# EXERCISE PROMPT:
Your task is to repeat all of the material exactly.

# THE RECORDS:
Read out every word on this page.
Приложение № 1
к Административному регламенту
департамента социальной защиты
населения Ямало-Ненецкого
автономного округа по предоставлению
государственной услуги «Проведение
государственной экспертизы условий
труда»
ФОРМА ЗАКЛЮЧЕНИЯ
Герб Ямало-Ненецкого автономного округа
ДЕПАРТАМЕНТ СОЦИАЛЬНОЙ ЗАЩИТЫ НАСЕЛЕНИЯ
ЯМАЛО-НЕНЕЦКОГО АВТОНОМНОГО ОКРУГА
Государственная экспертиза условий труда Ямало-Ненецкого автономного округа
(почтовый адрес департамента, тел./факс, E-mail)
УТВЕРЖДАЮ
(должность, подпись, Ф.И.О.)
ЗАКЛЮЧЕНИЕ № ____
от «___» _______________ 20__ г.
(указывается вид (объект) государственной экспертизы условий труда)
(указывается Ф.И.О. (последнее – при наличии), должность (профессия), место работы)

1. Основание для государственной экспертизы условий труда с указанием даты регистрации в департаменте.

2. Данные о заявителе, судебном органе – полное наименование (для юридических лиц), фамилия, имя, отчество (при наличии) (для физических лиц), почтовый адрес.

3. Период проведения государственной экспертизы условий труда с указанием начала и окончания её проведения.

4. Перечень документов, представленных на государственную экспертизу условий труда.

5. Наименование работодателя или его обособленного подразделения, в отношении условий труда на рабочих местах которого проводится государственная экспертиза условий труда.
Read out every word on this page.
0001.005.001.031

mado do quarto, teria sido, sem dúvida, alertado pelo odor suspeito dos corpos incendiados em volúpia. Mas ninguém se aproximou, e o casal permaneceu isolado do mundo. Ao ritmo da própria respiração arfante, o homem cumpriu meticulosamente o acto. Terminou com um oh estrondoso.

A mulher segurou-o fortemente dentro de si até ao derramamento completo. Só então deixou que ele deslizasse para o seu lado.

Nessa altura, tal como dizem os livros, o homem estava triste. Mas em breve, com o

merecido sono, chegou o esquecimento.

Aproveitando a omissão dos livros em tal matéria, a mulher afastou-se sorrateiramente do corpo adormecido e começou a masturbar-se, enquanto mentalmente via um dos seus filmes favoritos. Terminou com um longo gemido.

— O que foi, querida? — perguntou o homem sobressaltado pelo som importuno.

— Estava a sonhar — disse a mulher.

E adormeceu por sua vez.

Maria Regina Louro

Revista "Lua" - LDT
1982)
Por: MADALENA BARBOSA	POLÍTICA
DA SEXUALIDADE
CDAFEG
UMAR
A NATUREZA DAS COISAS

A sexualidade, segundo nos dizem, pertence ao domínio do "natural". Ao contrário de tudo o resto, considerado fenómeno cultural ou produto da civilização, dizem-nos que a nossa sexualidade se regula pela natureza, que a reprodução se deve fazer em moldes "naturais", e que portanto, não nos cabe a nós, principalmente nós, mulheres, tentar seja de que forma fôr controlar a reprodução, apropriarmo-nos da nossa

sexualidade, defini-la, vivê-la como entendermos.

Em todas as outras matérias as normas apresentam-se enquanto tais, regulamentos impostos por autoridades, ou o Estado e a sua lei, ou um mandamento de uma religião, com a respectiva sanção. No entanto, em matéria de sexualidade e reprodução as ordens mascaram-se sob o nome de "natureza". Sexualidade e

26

# EXERCISE RESULT:
Read out every word on this page.
Приложение № 1
к Административному регламенту
департамента социальной защиты
населения Ямало-Ненецкого
автономного округа по предоставлению
государственной услуги «Проведение
государственной экспертизы условий
труда»
ФОРМА ЗАКЛЮЧЕНИЯ
Герб Ямало-Ненецкого автономного округа
ДЕПАРТАМЕНТ СОЦИАЛЬНОЙ ЗАЩИТЫ НАСЕЛЕНИЯ
ЯМАЛО-НЕНЕЦКОГО АВТОНОМНОГО ОКРУГА
Государственная экспертиза условий труда Ямало-Ненецкого автономного округа
(почтовый адрес департамента, тел./факс, E-mail)
УТВЕРЖДАЮ
(должность, подпись, Ф.И.О.)
ЗАКЛЮЧЕНИЕ № ____
от «___» _______________ 20__ г.
(указывается вид (объект) государственной экспертизы условий труда)
(указывается Ф.И.О. (последнее – при наличии), должность (профессия), место работы)

1. Основание для государственной экспертизы условий труда с указанием даты регистрации в департаменте.

2. Данные о заявителе, судебном органе – полное наименование (для юридических лиц), фамилия, имя, отчество (при наличии) (для физических лиц), почтовый адрес.

3. Период проведения государственной экспертизы условий труда с указанием начала и окончания её проведения.

4. Перечень документов, представленных на государственную экспертизу условий труда.

5. Наименование работодателя или его обособленного подразделения, в отношении условий труда на рабочих местах которого проводится государственная экспертиза условий труда.
Read out every word on this page.
0001.005.001.031

mado do quarto, teria sido, sem dúvida, alertado pelo odor suspeito dos corpos incendiados em volúpia. Mas ninguém se aproximou, e o casal permaneceu isolado do mundo. Ao ritmo da própria respiração arfante, o homem cumpriu meticulosamente o acto. Terminou com um oh estrondoso.

A mulher segurou-o fortemente dentro de si até ao derramamento completo. Só então deixou que ele deslizasse para o seu lado.

Nessa altura, tal como dizem os livros, o homem estava triste. Mas em breve, com o

merecido sono, chegou o esquecimento.

Aproveitando a omissão dos livros em tal matéria, a mulher afastou-se sorrateiramente do corpo adormecido e começou a masturbar-se, enquanto mentalmente via um dos seus filmes favoritos. Terminou com um longo gemido.

— O que foi, querida? — perguntou o homem sobressaltado pelo som importuno.

— Estava a sonhar — disse a mulher.

E adormeceu por sua vez.

Maria Regina Louro

Revista "Lua" - LDT
1982)
Por: MADALENA BARBOSA	POLÍTICA
DA SEXUALIDADE
CDAFEG
UMAR
A NATUREZA DAS COISAS

A sexualidade, segundo nos dizem, pertence ao domínio do "natural". Ao contrário de tudo o resto, considerado fenómeno cultural ou produto da civilização, dizem-nos que a nossa sexualidade se regula pela natureza, que a reprodução se deve fazer em moldes "naturais", e que portanto, não nos cabe a nós, principalmente nós, mulheres, tentar seja de que forma fôr controlar a reprodução, apropriarmo-nos da nossa

sexualidade, defini-la, vivê-la como entendermos.

Em todas as outras matérias as normas apresentam-se enquanto tais, regulamentos impostos por autoridades, ou o Estado e a sua lei, ou um mandamento de uma religião, com a respectiva sanção. No entanto, em matéria de sexualidade e reprodução as ordens mascaram-se sob o nome de "natureza". Sexualidade e

26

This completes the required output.